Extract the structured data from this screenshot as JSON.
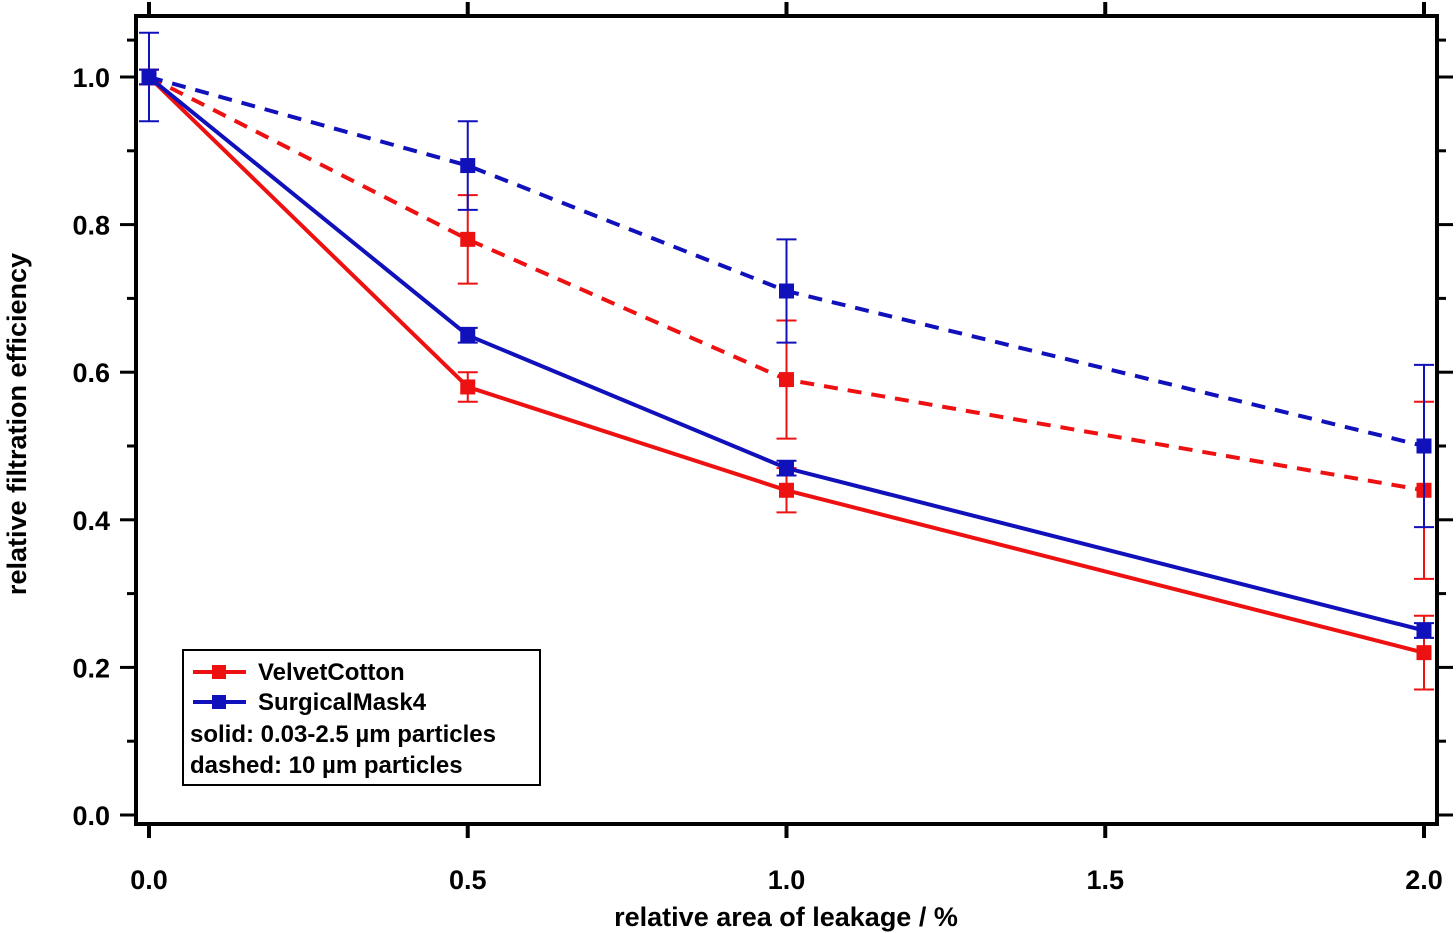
{
  "chart_data": {
    "type": "line",
    "xlabel": "relative area of leakage / %",
    "ylabel": "relative filtration efficiency",
    "xlim": [
      0.0,
      2.0
    ],
    "ylim": [
      0.0,
      1.0
    ],
    "x_ticks": [
      "0.0",
      "0.5",
      "1.0",
      "1.5",
      "2.0"
    ],
    "y_ticks": [
      "0.0",
      "0.2",
      "0.4",
      "0.6",
      "0.8",
      "1.0"
    ],
    "grid": false,
    "legend_position": "bottom-left",
    "series": [
      {
        "name": "VelvetCotton",
        "color": "#ee1111",
        "style": "solid",
        "x": [
          0.0,
          0.5,
          1.0,
          2.0
        ],
        "y": [
          1.0,
          0.58,
          0.44,
          0.22
        ],
        "err": [
          0.01,
          0.02,
          0.03,
          0.05
        ]
      },
      {
        "name": "SurgicalMask4",
        "color": "#1111bb",
        "style": "solid",
        "x": [
          0.0,
          0.5,
          1.0,
          2.0
        ],
        "y": [
          1.0,
          0.65,
          0.47,
          0.25
        ],
        "err": [
          0.01,
          0.01,
          0.01,
          0.01
        ]
      },
      {
        "color": "#ee1111",
        "style": "dashed",
        "x": [
          0.0,
          0.5,
          1.0,
          2.0
        ],
        "y": [
          1.0,
          0.78,
          0.59,
          0.44
        ],
        "err": [
          0.01,
          0.06,
          0.08,
          0.12
        ]
      },
      {
        "color": "#1111bb",
        "style": "dashed",
        "x": [
          0.0,
          0.5,
          1.0,
          2.0
        ],
        "y": [
          1.0,
          0.88,
          0.71,
          0.5
        ],
        "err": [
          0.06,
          0.06,
          0.07,
          0.11
        ]
      }
    ],
    "legend": {
      "entries": [
        {
          "label": "VelvetCotton",
          "color": "#ee1111"
        },
        {
          "label": "SurgicalMask4",
          "color": "#1111bb"
        }
      ],
      "notes": [
        "solid: 0.03-2.5 µm particles",
        "dashed: 10 µm particles"
      ]
    }
  }
}
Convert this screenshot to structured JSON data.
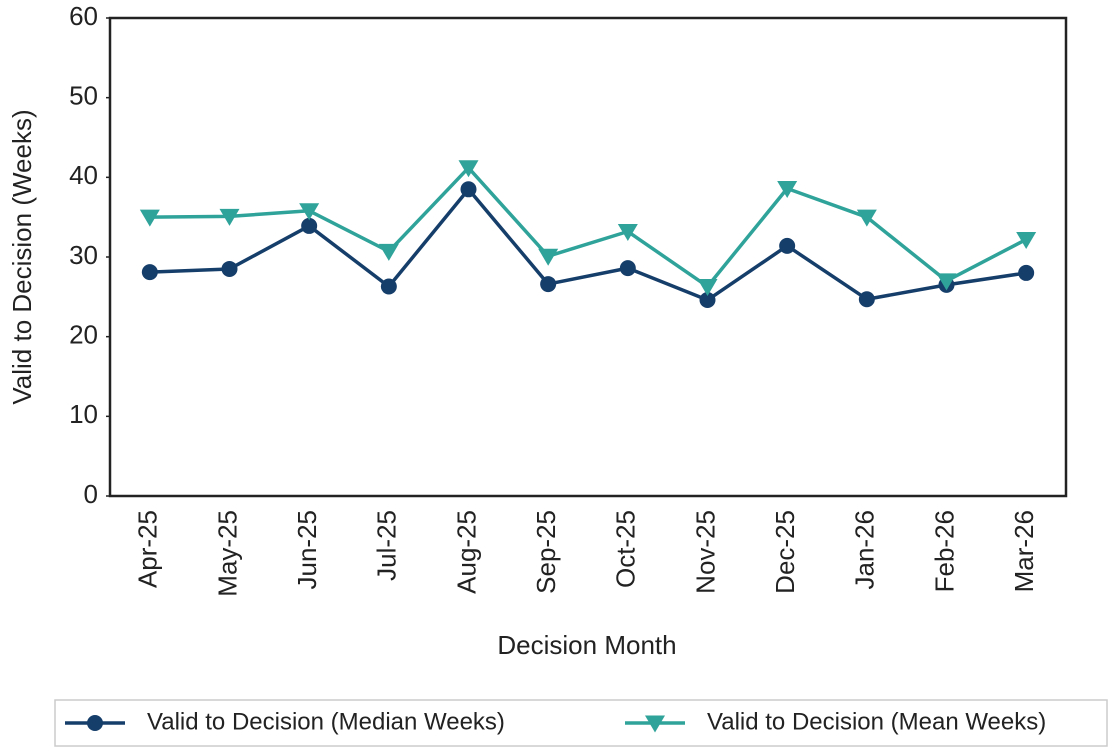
{
  "chart_data": {
    "type": "line",
    "xlabel": "Decision Month",
    "ylabel": "Valid to Decision (Weeks)",
    "categories": [
      "Apr-25",
      "May-25",
      "Jun-25",
      "Jul-25",
      "Aug-25",
      "Sep-25",
      "Oct-25",
      "Nov-25",
      "Dec-25",
      "Jan-26",
      "Feb-26",
      "Mar-26"
    ],
    "series": [
      {
        "name": "Valid to Decision (Median Weeks)",
        "color": "#163e6a",
        "marker": "circle",
        "values": [
          28.1,
          28.5,
          33.9,
          26.3,
          38.5,
          26.6,
          28.6,
          24.6,
          31.4,
          24.7,
          26.5,
          28.0
        ]
      },
      {
        "name": "Valid to Decision (Mean Weeks)",
        "color": "#2fa39a",
        "marker": "triangle-down",
        "values": [
          35.0,
          35.1,
          35.8,
          30.7,
          41.2,
          30.1,
          33.2,
          26.3,
          38.6,
          35.0,
          27.0,
          32.2
        ]
      }
    ],
    "ylim": [
      0,
      60
    ],
    "yticks": [
      0,
      10,
      20,
      30,
      40,
      50,
      60
    ],
    "grid": false,
    "legend": "bottom"
  }
}
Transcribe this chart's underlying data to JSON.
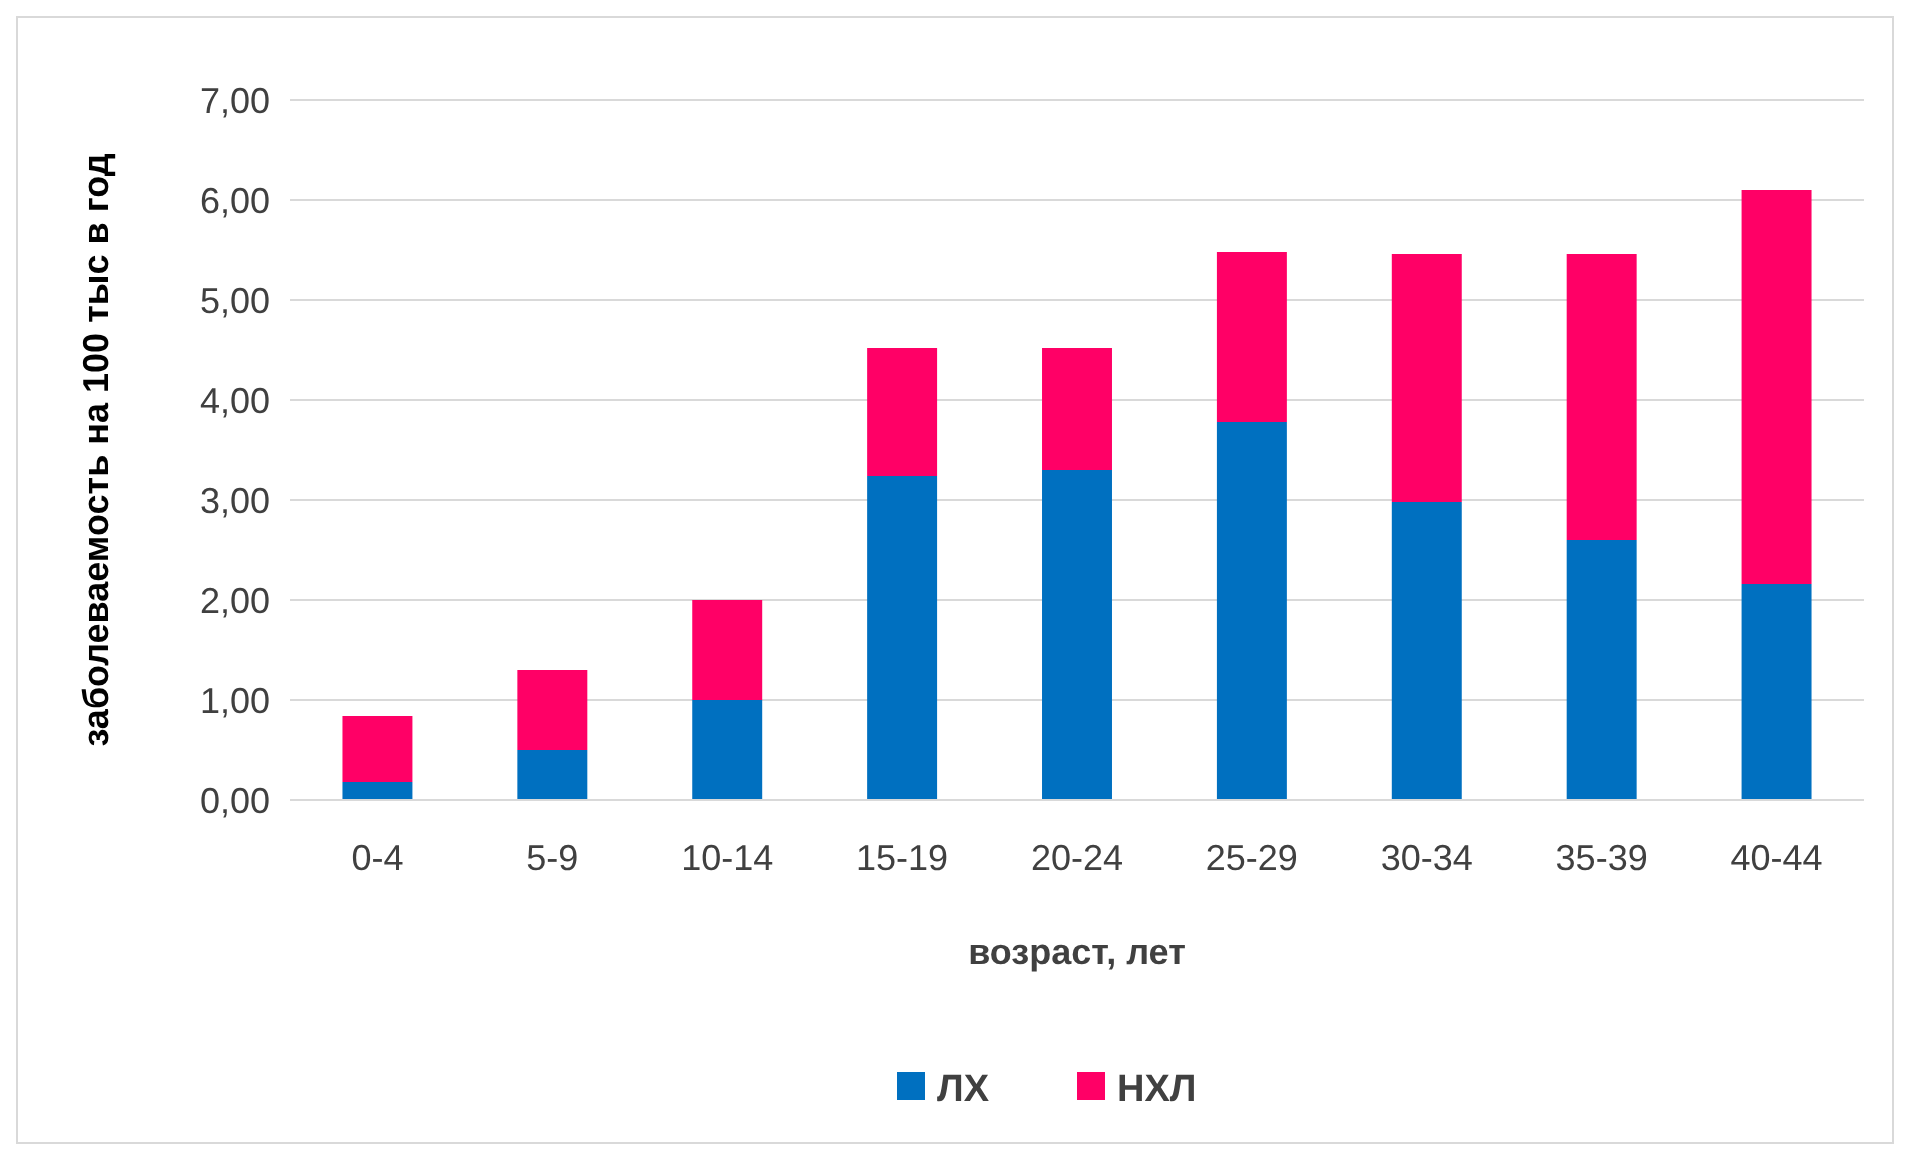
{
  "chart_data": {
    "type": "bar",
    "stacked": true,
    "xlabel": "возраст, лет",
    "ylabel": "заболеваемость на 100 тыс в год",
    "categories": [
      "0-4",
      "5-9",
      "10-14",
      "15-19",
      "20-24",
      "25-29",
      "30-34",
      "35-39",
      "40-44"
    ],
    "series": [
      {
        "name": "ЛХ",
        "color": "#0070c0",
        "values": [
          0.18,
          0.5,
          1.0,
          3.24,
          3.3,
          3.78,
          2.98,
          2.6,
          2.16
        ]
      },
      {
        "name": "НХЛ",
        "color": "#ff0066",
        "values": [
          0.66,
          0.8,
          1.0,
          1.28,
          1.22,
          1.7,
          2.48,
          2.86,
          3.94
        ]
      }
    ],
    "ylim": [
      0,
      7
    ],
    "yticks": [
      {
        "value": 0,
        "label": "0,00"
      },
      {
        "value": 1,
        "label": "1,00"
      },
      {
        "value": 2,
        "label": "2,00"
      },
      {
        "value": 3,
        "label": "3,00"
      },
      {
        "value": 4,
        "label": "4,00"
      },
      {
        "value": 5,
        "label": "5,00"
      },
      {
        "value": 6,
        "label": "6,00"
      },
      {
        "value": 7,
        "label": "7,00"
      }
    ],
    "grid": "y",
    "legend": "bottom"
  }
}
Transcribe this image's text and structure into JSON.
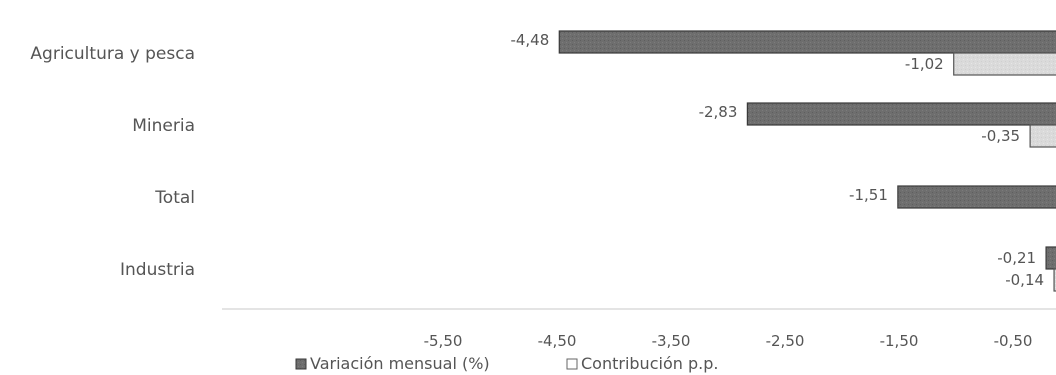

━━━━

Output all of the entries verbatim, leaving out any images.

Extract the structured data from this screenshot as JSON.
{
  "chart_data": {
    "type": "line",
    "xlabel": "relative area of leakage / %",
    "ylabel": "relative filtration efficiency",
    "xlim": [
      0.0,
      2.0
    ],
    "ylim": [
      0.0,
      1.0
    ],
    "x_ticks": [
      "0.0",
      "0.5",
      "1.0",
      "1.5",
      "2.0"
    ],
    "y_ticks": [
      "0.0",
      "0.2",
      "0.4",
      "0.6",
      "0.8",
      "1.0"
    ],
    "grid": false,
    "legend_position": "bottom-left",
    "series": [
      {
        "name": "VelvetCotton",
        "color": "#ee1111",
        "style": "solid",
        "x": [
          0.0,
          0.5,
          1.0,
          2.0
        ],
        "y": [
          1.0,
          0.58,
          0.44,
          0.22
        ],
        "err": [
          0.01,
          0.02,
          0.03,
          0.05
        ]
      },
      {
        "name": "SurgicalMask4",
        "color": "#1111bb",
        "style": "solid",
        "x": [
          0.0,
          0.5,
          1.0,
          2.0
        ],
        "y": [
          1.0,
          0.65,
          0.47,
          0.25
        ],
        "err": [
          0.01,
          0.01,
          0.01,
          0.01
        ]
      },
      {
        "color": "#ee1111",
        "style": "dashed",
        "x": [
          0.0,
          0.5,
          1.0,
          2.0
        ],
        "y": [
          1.0,
          0.78,
          0.59,
          0.44
        ],
        "err": [
          0.01,
          0.06,
          0.08,
          0.12
        ]
      },
      {
        "color": "#1111bb",
        "style": "dashed",
        "x": [
          0.0,
          0.5,
          1.0,
          2.0
        ],
        "y": [
          1.0,
          0.88,
          0.71,
          0.5
        ],
        "err": [
          0.06,
          0.06,
          0.07,
          0.11
        ]
      }
    ],
    "legend": {
      "entries": [
        {
          "label": "VelvetCotton",
          "color": "#ee1111"
        },
        {
          "label": "SurgicalMask4",
          "color": "#1111bb"
        }
      ],
      "notes": [
        "solid: 0.03-2.5 µm particles",
        "dashed: 10 µm particles"
      ]
    }
  }
}
Convert this screenshot to structured JSON data.
{
  "chart_data": {
    "type": "line",
    "xlabel": "Decision Month",
    "ylabel": "Valid to Decision (Weeks)",
    "categories": [
      "Apr-25",
      "May-25",
      "Jun-25",
      "Jul-25",
      "Aug-25",
      "Sep-25",
      "Oct-25",
      "Nov-25",
      "Dec-25",
      "Jan-26",
      "Feb-26",
      "Mar-26"
    ],
    "series": [
      {
        "name": "Valid to Decision (Median Weeks)",
        "color": "#163e6a",
        "marker": "circle",
        "values": [
          28.1,
          28.5,
          33.9,
          26.3,
          38.5,
          26.6,
          28.6,
          24.6,
          31.4,
          24.7,
          26.5,
          28.0
        ]
      },
      {
        "name": "Valid to Decision (Mean Weeks)",
        "color": "#2fa39a",
        "marker": "triangle-down",
        "values": [
          35.0,
          35.1,
          35.8,
          30.7,
          41.2,
          30.1,
          33.2,
          26.3,
          38.6,
          35.0,
          27.0,
          32.2
        ]
      }
    ],
    "ylim": [
      0,
      60
    ],
    "yticks": [
      0,
      10,
      20,
      30,
      40,
      50,
      60
    ],
    "grid": false,
    "legend": "bottom"
  }
}
Transcribe this chart's underlying data to JSON.
{
  "chart_data": {
    "type": "bar",
    "stacked": true,
    "xlabel": "возраст, лет",
    "ylabel": "заболеваемость на 100 тыс в год",
    "categories": [
      "0-4",
      "5-9",
      "10-14",
      "15-19",
      "20-24",
      "25-29",
      "30-34",
      "35-39",
      "40-44"
    ],
    "series": [
      {
        "name": "ЛХ",
        "color": "#0070c0",
        "values": [
          0.18,
          0.5,
          1.0,
          3.24,
          3.3,
          3.78,
          2.98,
          2.6,
          2.16
        ]
      },
      {
        "name": "НХЛ",
        "color": "#ff0066",
        "values": [
          0.66,
          0.8,
          1.0,
          1.28,
          1.22,
          1.7,
          2.48,
          2.86,
          3.94
        ]
      }
    ],
    "ylim": [
      0,
      7
    ],
    "yticks": [
      {
        "value": 0,
        "label": "0,00"
      },
      {
        "value": 1,
        "label": "1,00"
      },
      {
        "value": 2,
        "label": "2,00"
      },
      {
        "value": 3,
        "label": "3,00"
      },
      {
        "value": 4,
        "label": "4,00"
      },
      {
        "value": 5,
        "label": "5,00"
      },
      {
        "value": 6,
        "label": "6,00"
      },
      {
        "value": 7,
        "label": "7,00"
      }
    ],
    "grid": "y",
    "legend": "bottom"
  }
}
Transcribe this image's text and structure into JSON.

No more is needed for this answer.